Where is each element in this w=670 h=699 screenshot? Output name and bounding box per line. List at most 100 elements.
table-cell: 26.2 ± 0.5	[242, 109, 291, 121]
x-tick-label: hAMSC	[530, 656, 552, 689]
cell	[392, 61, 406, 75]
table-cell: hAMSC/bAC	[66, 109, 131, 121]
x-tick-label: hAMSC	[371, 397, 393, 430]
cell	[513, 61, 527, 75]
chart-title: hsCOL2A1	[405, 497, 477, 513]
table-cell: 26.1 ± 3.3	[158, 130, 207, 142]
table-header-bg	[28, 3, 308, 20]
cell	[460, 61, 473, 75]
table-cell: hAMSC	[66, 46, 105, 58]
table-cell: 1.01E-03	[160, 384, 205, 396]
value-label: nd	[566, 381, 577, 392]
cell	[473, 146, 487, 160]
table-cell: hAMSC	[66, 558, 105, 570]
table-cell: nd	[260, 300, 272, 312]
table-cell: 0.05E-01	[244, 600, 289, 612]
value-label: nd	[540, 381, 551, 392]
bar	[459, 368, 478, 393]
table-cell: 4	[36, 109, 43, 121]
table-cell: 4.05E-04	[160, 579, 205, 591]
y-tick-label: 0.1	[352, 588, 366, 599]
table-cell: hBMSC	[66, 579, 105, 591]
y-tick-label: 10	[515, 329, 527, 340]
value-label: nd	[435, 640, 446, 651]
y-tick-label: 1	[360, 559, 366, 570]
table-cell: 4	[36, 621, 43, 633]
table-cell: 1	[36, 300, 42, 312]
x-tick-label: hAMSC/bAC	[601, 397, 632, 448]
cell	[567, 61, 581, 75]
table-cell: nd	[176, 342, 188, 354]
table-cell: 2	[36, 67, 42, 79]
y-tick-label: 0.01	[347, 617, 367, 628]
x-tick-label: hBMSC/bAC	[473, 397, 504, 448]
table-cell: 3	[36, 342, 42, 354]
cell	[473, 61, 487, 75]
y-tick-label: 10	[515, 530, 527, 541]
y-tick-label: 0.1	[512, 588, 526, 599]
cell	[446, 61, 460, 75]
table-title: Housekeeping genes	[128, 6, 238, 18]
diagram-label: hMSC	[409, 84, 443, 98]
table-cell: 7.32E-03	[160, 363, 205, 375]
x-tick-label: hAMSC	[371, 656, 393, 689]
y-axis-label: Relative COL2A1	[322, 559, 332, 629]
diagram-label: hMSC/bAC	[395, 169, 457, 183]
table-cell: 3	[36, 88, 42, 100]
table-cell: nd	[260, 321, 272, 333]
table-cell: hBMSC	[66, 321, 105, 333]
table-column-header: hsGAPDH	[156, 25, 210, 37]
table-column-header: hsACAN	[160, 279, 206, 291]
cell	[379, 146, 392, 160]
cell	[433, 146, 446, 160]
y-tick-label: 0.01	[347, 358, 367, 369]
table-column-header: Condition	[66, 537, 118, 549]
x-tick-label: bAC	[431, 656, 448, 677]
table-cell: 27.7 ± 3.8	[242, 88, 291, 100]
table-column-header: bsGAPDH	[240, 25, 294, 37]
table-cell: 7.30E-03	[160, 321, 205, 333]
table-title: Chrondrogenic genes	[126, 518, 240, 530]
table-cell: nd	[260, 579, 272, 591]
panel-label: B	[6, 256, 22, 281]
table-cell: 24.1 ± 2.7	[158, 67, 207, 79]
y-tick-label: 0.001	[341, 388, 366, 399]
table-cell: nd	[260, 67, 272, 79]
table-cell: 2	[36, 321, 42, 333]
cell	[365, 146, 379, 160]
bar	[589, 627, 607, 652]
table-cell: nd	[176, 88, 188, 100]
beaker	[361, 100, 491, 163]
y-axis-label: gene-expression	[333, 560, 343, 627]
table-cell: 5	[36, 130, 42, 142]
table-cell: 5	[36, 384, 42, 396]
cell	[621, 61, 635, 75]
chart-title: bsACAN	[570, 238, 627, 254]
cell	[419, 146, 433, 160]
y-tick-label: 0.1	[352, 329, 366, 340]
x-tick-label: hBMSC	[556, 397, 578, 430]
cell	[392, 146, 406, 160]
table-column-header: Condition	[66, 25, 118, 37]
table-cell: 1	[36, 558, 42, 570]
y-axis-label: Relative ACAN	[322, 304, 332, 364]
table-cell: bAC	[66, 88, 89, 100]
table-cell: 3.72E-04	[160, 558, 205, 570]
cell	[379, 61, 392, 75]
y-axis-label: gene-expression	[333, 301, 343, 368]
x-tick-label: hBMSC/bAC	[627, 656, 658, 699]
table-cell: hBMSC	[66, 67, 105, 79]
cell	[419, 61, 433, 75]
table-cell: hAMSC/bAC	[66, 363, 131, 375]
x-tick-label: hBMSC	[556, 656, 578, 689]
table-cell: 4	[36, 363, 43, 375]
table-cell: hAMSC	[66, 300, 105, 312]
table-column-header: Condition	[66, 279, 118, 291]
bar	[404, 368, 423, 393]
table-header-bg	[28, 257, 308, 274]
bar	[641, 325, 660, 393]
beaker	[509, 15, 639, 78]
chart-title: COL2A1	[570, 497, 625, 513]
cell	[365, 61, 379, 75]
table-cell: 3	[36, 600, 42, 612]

*Task requirements*
Your task is to count the lines in the material containing the word "value" and to state only that number.

*Answer*
3